Entries taken from a collection:
((
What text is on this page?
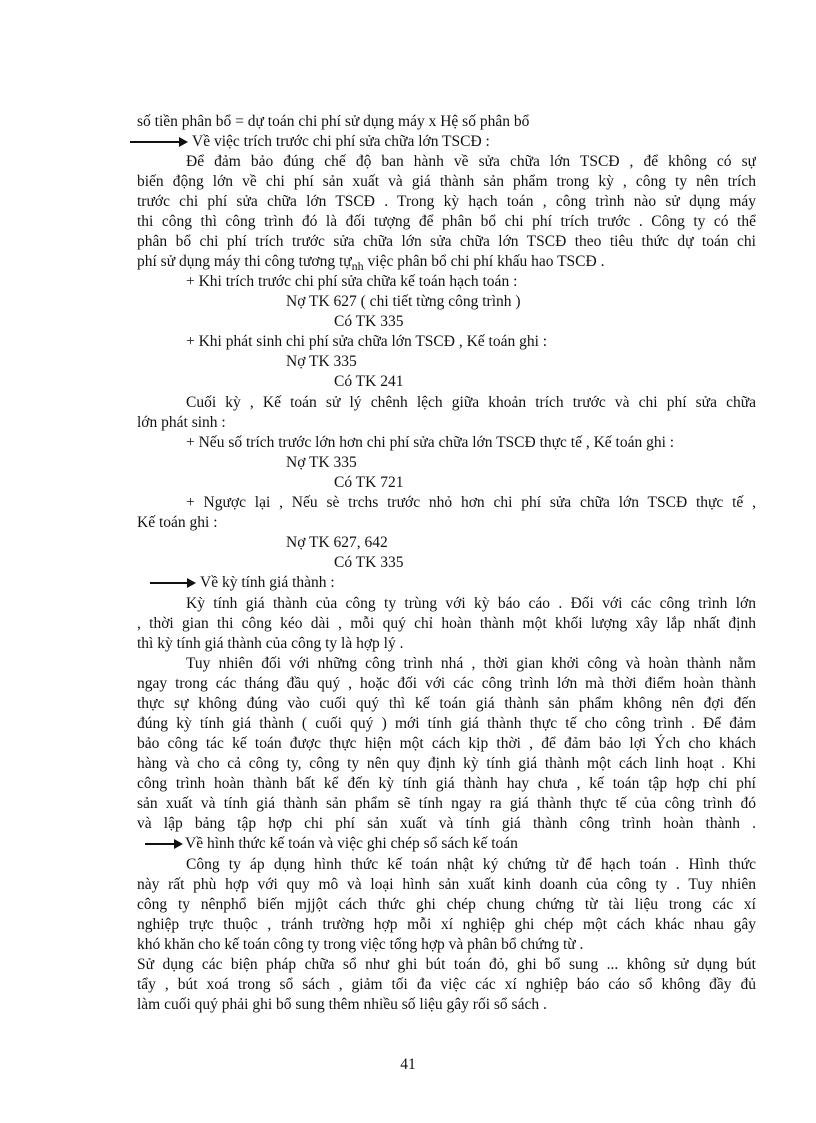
số tiền phân bổ = dự toán chi phí sử dụng máy x Hệ số phân bổ
Về việc trích trước chi phí sửa chữa lớn TSCĐ :
Để đảm bảo đúng chế độ ban hành về sửa chữa lớn TSCĐ , để không có sự
biến động lớn về chi phí sản xuất và giá thành sản phẩm trong kỳ , công ty nên trích
trước chi phí sửa chữa lớn TSCĐ . Trong kỳ hạch toán , công trình nào sử dụng máy
thi công thì công trình đó là đối tượng để phân bổ chi phí trích trước . Công ty có thể
phân bổ chi phí trích trước sửa chữa lớn sửa chữa lớn TSCĐ theo tiêu thức dự toán chi
phí sử dụng máy thi công tương tự$_{nh}$ việc phân bổ chi phí khấu hao TSCĐ .
+ Khi trích trước chi phí sửa chữa kế toán hạch toán :
Nợ TK 627 ( chi tiết từng công trình )
Có TK 335
+ Khi phát sinh chi phí sửa chữa lớn TSCĐ , Kế toán ghi :
Nợ TK 335
Có TK 241
Cuối kỳ , Kế toán sử lý chênh lệch giữa khoản trích trước và chi phí sửa chữa
lớn phát sinh :
+ Nếu số trích trước lớn hơn chi phí sửa chữa lớn TSCĐ thực tế , Kế toán ghi :
Nợ TK 335
Có TK 721
+ Ngược lại , Nếu sè trchs trước nhỏ hơn chi phí sửa chữa lớn TSCĐ thực tế ,
Kế toán ghi :
Nợ TK 627, 642
Có TK 335
Về kỳ tính giá thành :
Kỳ tính giá thành của công ty trùng với kỳ báo cáo . Đối với các công trình lớn
, thời gian thi công kéo dài , mỗi quý chỉ hoàn thành một khối lượng xây lắp nhất định
thì kỳ tính giá thành của công ty là hợp lý .
Tuy nhiên đối với những công trình nhá , thời gian khởi công và hoàn thành nằm
ngay trong các tháng đầu quý , hoặc đối với các công trình lớn mà thời điểm hoàn thành
thực sự không đúng vào cuối quý thì kế toán giá thành sản phẩm không nên đợi đến
đúng kỳ tính giá thành ( cuối quý ) mới tính giá thành thực tế cho công trình . Để đảm
bảo công tác kế toán được thực hiện một cách kịp thời , để đảm bảo lợi Ých cho khách
hàng và cho cả công ty, công ty nên quy định kỳ tính giá thành một cách linh hoạt . Khi
công trình hoàn thành bất kể đến kỳ tính giá thành hay chưa , kế toán tập hợp chi phí
sản xuất và tính giá thành sản phẩm sẽ tính ngay ra giá thành thực tế của công trình đó
và lập bảng tập hợp chi phí sản xuất và tính giá thành công trình hoàn thành .
Về hình thức kế toán và việc ghi chép sổ sách kế toán
Công ty áp dụng hình thức kế toán nhật ký chứng từ để hạch toán . Hình thức
này rất phù hợp với quy mô và loại hình sản xuất kinh doanh của công ty . Tuy nhiên
công ty nênphổ biến mjjột cách thức ghi chép chung chứng từ tài liệu trong các xí
nghiệp trực thuộc , tránh trường hợp mỗi xí nghiệp ghi chép một cách khác nhau gây
khó khăn cho kế toán công ty trong việc tổng hợp và phân bổ chứng từ .
Sử dụng các biện pháp chữa sổ như ghi bút toán đỏ, ghi bổ sung ... không sử dụng bút
tẩy , bút xoá trong sổ sách , giảm tối đa việc các xí nghiệp báo cáo sổ không đầy đủ
làm cuối quý phải ghi bổ sung thêm nhiều số liệu gây rối sổ sách .
41
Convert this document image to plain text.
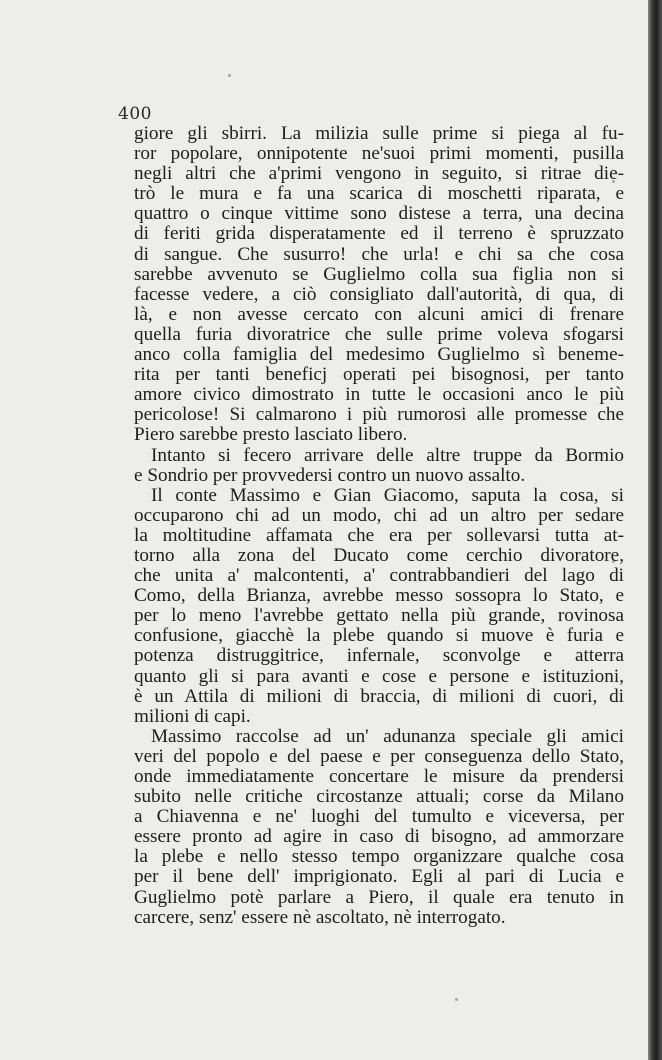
400
giore gli sbirri. La milizia sulle prime si piega al fu-
ror popolare, onnipotente ne'suoi primi momenti, pusilla
negli altri che a'primi vengono in seguito, si ritrae die-
trò le mura e fa una scarica di moschetti riparata, e
quattro o cinque vittime sono distese a terra, una decina
di feriti grida disperatamente ed il terreno è spruzzato
di sangue. Che susurro! che urla! e chi sa che cosa
sarebbe avvenuto se Guglielmo colla sua figlia non si
facesse vedere, a ciò consigliato dall'autorità, di qua, di
là, e non avesse cercato con alcuni amici di frenare
quella furia divoratrice che sulle prime voleva sfogarsi
anco colla famiglia del medesimo Guglielmo sì beneme-
rita per tanti beneficj operati pei bisognosi, per tanto
amore civico dimostrato in tutte le occasioni anco le più
pericolose! Si calmarono i più rumorosi alle promesse che
Piero sarebbe presto lasciato libero.
Intanto si fecero arrivare delle altre truppe da Bormio
e Sondrio per provvedersi contro un nuovo assalto.
Il conte Massimo e Gian Giacomo, saputa la cosa, si
occuparono chi ad un modo, chi ad un altro per sedare
la moltitudine affamata che era per sollevarsi tutta at-
torno alla zona del Ducato come cerchio divoratore,
che unita a' malcontenti, a' contrabbandieri del lago di
Como, della Brianza, avrebbe messo sossopra lo Stato, e
per lo meno l'avrebbe gettato nella più grande, rovinosa
confusione, giacchè la plebe quando si muove è furia e
potenza distruggitrice, infernale, sconvolge e atterra
quanto gli si para avanti e cose e persone e istituzioni,
è un Attila di milioni di braccia, di milioni di cuori, di
milioni di capi.
Massimo raccolse ad un' adunanza speciale gli amici
veri del popolo e del paese e per conseguenza dello Stato,
onde immediatamente concertare le misure da prendersi
subito nelle critiche circostanze attuali; corse da Milano
a Chiavenna e ne' luoghi del tumulto e viceversa, per
essere pronto ad agire in caso di bisogno, ad ammorzare
la plebe e nello stesso tempo organizzare qualche cosa
per il bene dell' imprigionato. Egli al pari di Lucia e
Guglielmo potè parlare a Piero, il quale era tenuto in
carcere, senz' essere nè ascoltato, nè interrogato.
))
- _Problem description_
Copy out each line of the data where the string "sung" appears.

- _Exercise solution_
Sử dụng các biện pháp chữa sổ như ghi bút toán đỏ, ghi bổ sung ... không sử dụng bút
làm cuối quý phải ghi bổ sung thêm nhiều số liệu gây rối sổ sách .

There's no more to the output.